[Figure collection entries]
================================

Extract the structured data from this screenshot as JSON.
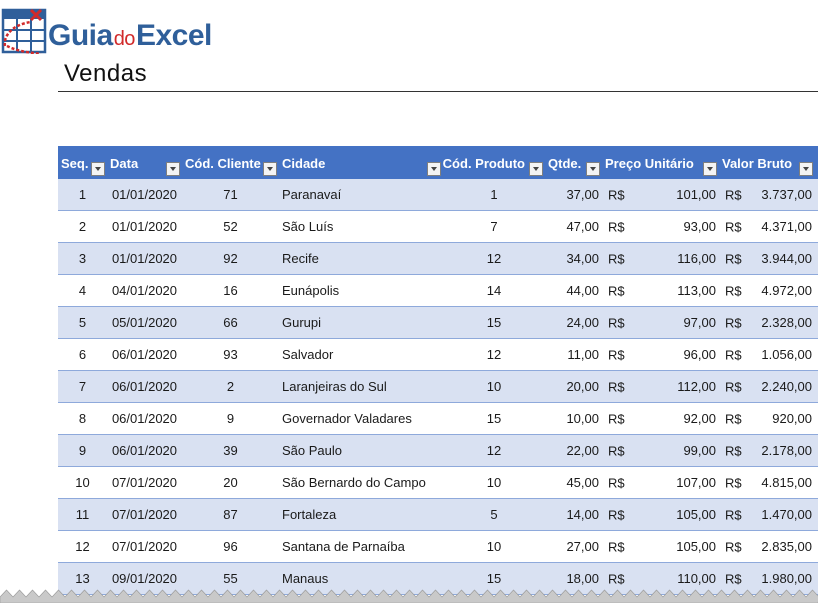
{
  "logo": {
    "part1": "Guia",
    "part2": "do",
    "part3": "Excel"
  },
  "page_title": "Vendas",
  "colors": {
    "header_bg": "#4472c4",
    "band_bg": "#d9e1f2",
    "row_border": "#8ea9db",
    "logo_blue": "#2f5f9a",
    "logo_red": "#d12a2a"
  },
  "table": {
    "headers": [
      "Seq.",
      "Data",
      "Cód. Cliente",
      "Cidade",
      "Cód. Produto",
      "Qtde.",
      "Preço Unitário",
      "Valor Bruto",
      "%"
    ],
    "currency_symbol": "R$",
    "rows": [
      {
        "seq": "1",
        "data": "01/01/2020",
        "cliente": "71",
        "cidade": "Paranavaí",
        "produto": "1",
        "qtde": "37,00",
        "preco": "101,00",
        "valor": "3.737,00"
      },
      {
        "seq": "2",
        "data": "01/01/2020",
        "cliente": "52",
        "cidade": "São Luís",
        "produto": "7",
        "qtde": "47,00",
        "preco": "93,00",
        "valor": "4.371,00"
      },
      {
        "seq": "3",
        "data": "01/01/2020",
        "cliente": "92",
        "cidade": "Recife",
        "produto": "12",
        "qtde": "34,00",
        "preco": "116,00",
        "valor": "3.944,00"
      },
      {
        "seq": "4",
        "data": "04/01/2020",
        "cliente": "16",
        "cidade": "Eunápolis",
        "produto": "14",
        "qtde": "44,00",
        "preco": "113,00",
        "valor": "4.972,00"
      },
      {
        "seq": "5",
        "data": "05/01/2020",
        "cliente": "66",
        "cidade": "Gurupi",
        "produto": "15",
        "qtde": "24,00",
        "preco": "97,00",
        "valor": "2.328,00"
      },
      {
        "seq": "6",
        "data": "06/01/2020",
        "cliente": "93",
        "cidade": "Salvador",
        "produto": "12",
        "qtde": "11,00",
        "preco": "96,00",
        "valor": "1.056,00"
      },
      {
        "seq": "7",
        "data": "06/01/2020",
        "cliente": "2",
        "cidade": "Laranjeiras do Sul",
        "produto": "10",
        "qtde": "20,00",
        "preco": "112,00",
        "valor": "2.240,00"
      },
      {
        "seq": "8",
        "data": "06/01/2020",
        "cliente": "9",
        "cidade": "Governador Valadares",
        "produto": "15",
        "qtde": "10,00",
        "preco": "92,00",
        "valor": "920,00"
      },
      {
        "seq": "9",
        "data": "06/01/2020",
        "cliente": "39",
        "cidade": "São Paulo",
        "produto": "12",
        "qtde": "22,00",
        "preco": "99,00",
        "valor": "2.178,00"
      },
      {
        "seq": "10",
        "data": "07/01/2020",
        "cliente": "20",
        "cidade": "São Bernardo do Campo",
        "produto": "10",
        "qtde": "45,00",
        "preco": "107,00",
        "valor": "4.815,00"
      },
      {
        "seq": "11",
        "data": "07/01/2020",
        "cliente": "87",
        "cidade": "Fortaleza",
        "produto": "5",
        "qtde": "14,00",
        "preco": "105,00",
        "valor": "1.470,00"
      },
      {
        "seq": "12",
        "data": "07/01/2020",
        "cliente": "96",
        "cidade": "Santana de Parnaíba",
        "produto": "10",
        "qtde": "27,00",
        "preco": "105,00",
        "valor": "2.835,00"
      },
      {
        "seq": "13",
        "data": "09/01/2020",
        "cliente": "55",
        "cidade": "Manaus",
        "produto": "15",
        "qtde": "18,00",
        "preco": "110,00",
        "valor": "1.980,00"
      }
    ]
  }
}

================================

§ **WHAT IS NEEDED**
Output the data exactly. Pictures don't belong in the result.

§ **RESULT FOR THIS TASK**
Extract the structured data from this screenshot as JSON.
{
  "logo": {
    "part1": "Guia",
    "part2": "do",
    "part3": "Excel"
  },
  "page_title": "Vendas",
  "colors": {
    "header_bg": "#4472c4",
    "band_bg": "#d9e1f2",
    "row_border": "#8ea9db",
    "logo_blue": "#2f5f9a",
    "logo_red": "#d12a2a"
  },
  "table": {
    "headers": [
      "Seq.",
      "Data",
      "Cód. Cliente",
      "Cidade",
      "Cód. Produto",
      "Qtde.",
      "Preço Unitário",
      "Valor Bruto",
      "%"
    ],
    "currency_symbol": "R$",
    "rows": [
      {
        "seq": "1",
        "data": "01/01/2020",
        "cliente": "71",
        "cidade": "Paranavaí",
        "produto": "1",
        "qtde": "37,00",
        "preco": "101,00",
        "valor": "3.737,00"
      },
      {
        "seq": "2",
        "data": "01/01/2020",
        "cliente": "52",
        "cidade": "São Luís",
        "produto": "7",
        "qtde": "47,00",
        "preco": "93,00",
        "valor": "4.371,00"
      },
      {
        "seq": "3",
        "data": "01/01/2020",
        "cliente": "92",
        "cidade": "Recife",
        "produto": "12",
        "qtde": "34,00",
        "preco": "116,00",
        "valor": "3.944,00"
      },
      {
        "seq": "4",
        "data": "04/01/2020",
        "cliente": "16",
        "cidade": "Eunápolis",
        "produto": "14",
        "qtde": "44,00",
        "preco": "113,00",
        "valor": "4.972,00"
      },
      {
        "seq": "5",
        "data": "05/01/2020",
        "cliente": "66",
        "cidade": "Gurupi",
        "produto": "15",
        "qtde": "24,00",
        "preco": "97,00",
        "valor": "2.328,00"
      },
      {
        "seq": "6",
        "data": "06/01/2020",
        "cliente": "93",
        "cidade": "Salvador",
        "produto": "12",
        "qtde": "11,00",
        "preco": "96,00",
        "valor": "1.056,00"
      },
      {
        "seq": "7",
        "data": "06/01/2020",
        "cliente": "2",
        "cidade": "Laranjeiras do Sul",
        "produto": "10",
        "qtde": "20,00",
        "preco": "112,00",
        "valor": "2.240,00"
      },
      {
        "seq": "8",
        "data": "06/01/2020",
        "cliente": "9",
        "cidade": "Governador Valadares",
        "produto": "15",
        "qtde": "10,00",
        "preco": "92,00",
        "valor": "920,00"
      },
      {
        "seq": "9",
        "data": "06/01/2020",
        "cliente": "39",
        "cidade": "São Paulo",
        "produto": "12",
        "qtde": "22,00",
        "preco": "99,00",
        "valor": "2.178,00"
      },
      {
        "seq": "10",
        "data": "07/01/2020",
        "cliente": "20",
        "cidade": "São Bernardo do Campo",
        "produto": "10",
        "qtde": "45,00",
        "preco": "107,00",
        "valor": "4.815,00"
      },
      {
        "seq": "11",
        "data": "07/01/2020",
        "cliente": "87",
        "cidade": "Fortaleza",
        "produto": "5",
        "qtde": "14,00",
        "preco": "105,00",
        "valor": "1.470,00"
      },
      {
        "seq": "12",
        "data": "07/01/2020",
        "cliente": "96",
        "cidade": "Santana de Parnaíba",
        "produto": "10",
        "qtde": "27,00",
        "preco": "105,00",
        "valor": "2.835,00"
      },
      {
        "seq": "13",
        "data": "09/01/2020",
        "cliente": "55",
        "cidade": "Manaus",
        "produto": "15",
        "qtde": "18,00",
        "preco": "110,00",
        "valor": "1.980,00"
      }
    ]
  }
}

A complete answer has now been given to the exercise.